Begin
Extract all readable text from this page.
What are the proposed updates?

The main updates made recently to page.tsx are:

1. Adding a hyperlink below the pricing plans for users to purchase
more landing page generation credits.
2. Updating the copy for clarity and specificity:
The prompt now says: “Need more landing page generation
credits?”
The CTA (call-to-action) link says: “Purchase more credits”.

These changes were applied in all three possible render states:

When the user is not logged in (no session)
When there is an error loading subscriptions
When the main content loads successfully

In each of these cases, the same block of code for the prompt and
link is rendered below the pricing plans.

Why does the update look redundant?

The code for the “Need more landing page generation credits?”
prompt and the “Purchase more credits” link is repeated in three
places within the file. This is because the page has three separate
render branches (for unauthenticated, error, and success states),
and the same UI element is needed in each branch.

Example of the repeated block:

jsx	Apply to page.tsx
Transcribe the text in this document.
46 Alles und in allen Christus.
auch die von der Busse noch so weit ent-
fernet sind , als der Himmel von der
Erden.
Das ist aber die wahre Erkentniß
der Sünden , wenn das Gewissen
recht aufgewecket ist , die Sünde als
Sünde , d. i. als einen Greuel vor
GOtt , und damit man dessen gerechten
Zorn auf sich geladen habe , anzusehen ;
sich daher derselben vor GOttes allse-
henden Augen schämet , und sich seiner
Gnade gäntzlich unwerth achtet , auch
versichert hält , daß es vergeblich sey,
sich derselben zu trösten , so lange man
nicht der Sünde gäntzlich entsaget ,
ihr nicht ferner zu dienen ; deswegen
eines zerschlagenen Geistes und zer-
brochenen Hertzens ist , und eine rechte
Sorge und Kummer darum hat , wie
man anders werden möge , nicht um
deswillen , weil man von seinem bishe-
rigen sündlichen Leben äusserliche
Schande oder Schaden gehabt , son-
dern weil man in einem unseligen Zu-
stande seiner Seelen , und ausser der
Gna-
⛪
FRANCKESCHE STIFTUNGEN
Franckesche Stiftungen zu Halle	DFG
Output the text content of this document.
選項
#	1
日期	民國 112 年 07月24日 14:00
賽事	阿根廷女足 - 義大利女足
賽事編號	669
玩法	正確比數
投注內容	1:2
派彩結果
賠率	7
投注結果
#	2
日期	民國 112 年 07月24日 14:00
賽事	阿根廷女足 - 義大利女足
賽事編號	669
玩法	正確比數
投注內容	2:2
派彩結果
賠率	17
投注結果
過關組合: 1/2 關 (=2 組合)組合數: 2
End
Given exercise: Show every line above in which the word "three" occurs.

Solution:
These changes were applied in all three possible render states:
prompt and the “Purchase more credits” link is repeated in three
places within the file. This is because the page has three separate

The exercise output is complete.